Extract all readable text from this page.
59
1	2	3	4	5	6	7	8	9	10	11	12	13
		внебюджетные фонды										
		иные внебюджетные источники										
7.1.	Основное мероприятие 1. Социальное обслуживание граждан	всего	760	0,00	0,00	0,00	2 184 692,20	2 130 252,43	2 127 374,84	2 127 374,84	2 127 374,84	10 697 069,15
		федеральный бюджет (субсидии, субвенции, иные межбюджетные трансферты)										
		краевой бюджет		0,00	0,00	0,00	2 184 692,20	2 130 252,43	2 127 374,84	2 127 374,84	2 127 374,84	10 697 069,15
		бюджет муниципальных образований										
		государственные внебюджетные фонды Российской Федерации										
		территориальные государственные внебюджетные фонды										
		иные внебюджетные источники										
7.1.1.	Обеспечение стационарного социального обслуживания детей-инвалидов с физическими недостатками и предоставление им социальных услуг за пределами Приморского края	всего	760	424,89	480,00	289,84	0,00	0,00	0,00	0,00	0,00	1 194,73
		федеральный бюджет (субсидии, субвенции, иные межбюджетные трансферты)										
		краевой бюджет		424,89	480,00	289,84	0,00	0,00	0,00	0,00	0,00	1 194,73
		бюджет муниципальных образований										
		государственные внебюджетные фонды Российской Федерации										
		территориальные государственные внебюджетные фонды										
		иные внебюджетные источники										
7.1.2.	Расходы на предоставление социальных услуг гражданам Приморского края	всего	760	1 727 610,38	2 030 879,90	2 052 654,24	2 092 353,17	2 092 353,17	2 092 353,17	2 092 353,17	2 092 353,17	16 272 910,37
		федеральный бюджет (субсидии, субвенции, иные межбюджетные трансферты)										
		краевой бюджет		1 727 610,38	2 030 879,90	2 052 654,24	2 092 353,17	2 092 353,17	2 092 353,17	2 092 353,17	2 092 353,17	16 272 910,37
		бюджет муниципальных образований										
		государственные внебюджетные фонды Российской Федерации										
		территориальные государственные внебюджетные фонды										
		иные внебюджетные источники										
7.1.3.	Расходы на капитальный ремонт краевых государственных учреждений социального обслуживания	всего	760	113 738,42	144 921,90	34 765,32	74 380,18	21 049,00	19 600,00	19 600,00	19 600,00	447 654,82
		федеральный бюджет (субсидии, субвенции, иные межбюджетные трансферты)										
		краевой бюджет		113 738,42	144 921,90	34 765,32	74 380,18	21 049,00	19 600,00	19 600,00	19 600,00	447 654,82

______________________________

▸ **Written request**
Count every line in the listing above that holds "краевой", then report only the count.

▸ **Solution for this task**
4